- _REQUIREMENTS_
Looking through the listing, how many of its lines hold the word "enhanced"? Answer with only the number.

** START OF RECORDS SUPPLIED **

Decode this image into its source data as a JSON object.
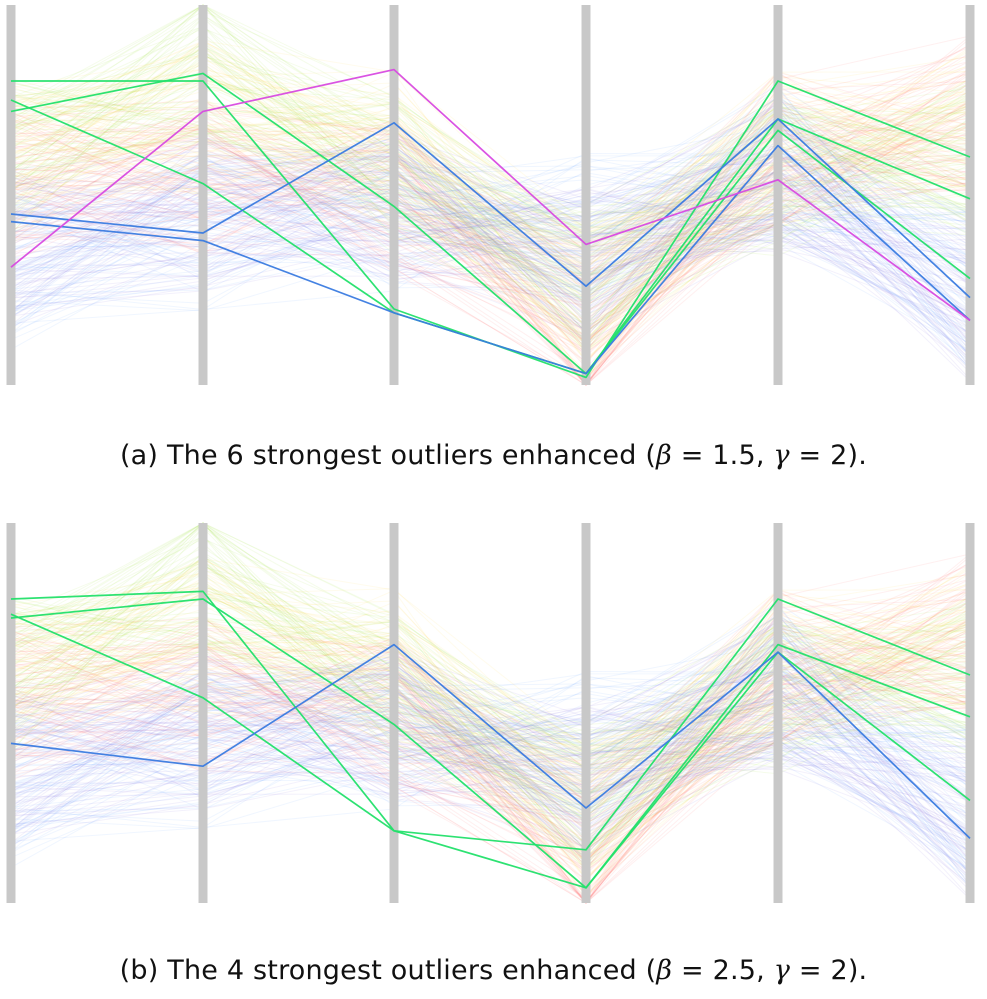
{
  "chart_data": [
    {
      "type": "parallel-coordinates",
      "axes_count": 6,
      "axis_color": "#c8c8c8",
      "caption": {
        "label": "(a)",
        "text_before": "The 6 strongest outliers enhanced (",
        "beta_symbol": "β",
        "beta_value": "= 1.5, ",
        "gamma_symbol": "γ",
        "gamma_value": "= 2).",
        "full": "(a) The 6 strongest outliers enhanced (β = 1.5, γ = 2)."
      },
      "highlighted_lines": [
        {
          "color": "#22e06a",
          "values": [
            0.8,
            0.8,
            0.2,
            0.02,
            0.8,
            0.6
          ]
        },
        {
          "color": "#22e06a",
          "values": [
            0.72,
            0.82,
            0.47,
            0.03,
            0.7,
            0.49
          ]
        },
        {
          "color": "#22e06a",
          "values": [
            0.75,
            0.53,
            0.19,
            0.03,
            0.67,
            0.28
          ]
        },
        {
          "color": "#3a7be0",
          "values": [
            0.45,
            0.4,
            0.69,
            0.26,
            0.7,
            0.23
          ]
        },
        {
          "color": "#3a7be0",
          "values": [
            0.43,
            0.38,
            0.19,
            0.03,
            0.63,
            0.17
          ]
        },
        {
          "color": "#d84ae0",
          "values": [
            0.31,
            0.72,
            0.83,
            0.37,
            0.54,
            0.17
          ]
        }
      ],
      "background_groups": [
        {
          "color": "#9fe23a",
          "values": [
            0.6,
            0.85,
            0.55,
            0.3,
            0.55,
            0.6
          ]
        },
        {
          "color": "#ffd84a",
          "values": [
            0.58,
            0.7,
            0.62,
            0.22,
            0.62,
            0.68
          ]
        },
        {
          "color": "#ff6b6b",
          "values": [
            0.52,
            0.55,
            0.5,
            0.18,
            0.62,
            0.72
          ]
        },
        {
          "color": "#6aa8ff",
          "values": [
            0.3,
            0.4,
            0.45,
            0.4,
            0.58,
            0.25
          ]
        },
        {
          "color": "#8a7ae0",
          "values": [
            0.36,
            0.45,
            0.48,
            0.32,
            0.56,
            0.22
          ]
        }
      ]
    },
    {
      "type": "parallel-coordinates",
      "axes_count": 6,
      "axis_color": "#c8c8c8",
      "caption": {
        "label": "(b)",
        "text_before": "The 4 strongest outliers enhanced (",
        "beta_symbol": "β",
        "beta_value": "= 2.5, ",
        "gamma_symbol": "γ",
        "gamma_value": "= 2).",
        "full": "(b) The 4 strongest outliers enhanced (β = 2.5, γ = 2)."
      },
      "highlighted_lines": [
        {
          "color": "#22e06a",
          "values": [
            0.8,
            0.82,
            0.19,
            0.14,
            0.8,
            0.6
          ]
        },
        {
          "color": "#22e06a",
          "values": [
            0.75,
            0.8,
            0.47,
            0.04,
            0.68,
            0.49
          ]
        },
        {
          "color": "#22e06a",
          "values": [
            0.76,
            0.54,
            0.19,
            0.04,
            0.66,
            0.27
          ]
        },
        {
          "color": "#3a7be0",
          "values": [
            0.42,
            0.36,
            0.68,
            0.25,
            0.66,
            0.17
          ]
        }
      ],
      "background_groups": [
        {
          "color": "#9fe23a",
          "values": [
            0.6,
            0.87,
            0.55,
            0.3,
            0.55,
            0.6
          ]
        },
        {
          "color": "#ffd84a",
          "values": [
            0.58,
            0.7,
            0.62,
            0.22,
            0.62,
            0.68
          ]
        },
        {
          "color": "#ff6b6b",
          "values": [
            0.52,
            0.55,
            0.5,
            0.18,
            0.62,
            0.72
          ]
        },
        {
          "color": "#6aa8ff",
          "values": [
            0.3,
            0.4,
            0.45,
            0.4,
            0.58,
            0.25
          ]
        },
        {
          "color": "#8a7ae0",
          "values": [
            0.36,
            0.45,
            0.48,
            0.32,
            0.56,
            0.22
          ]
        }
      ]
    }
  ]
}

** END OF RECORDS SUPPLIED **

- _ANSWER TO THIS EXERCISE_
4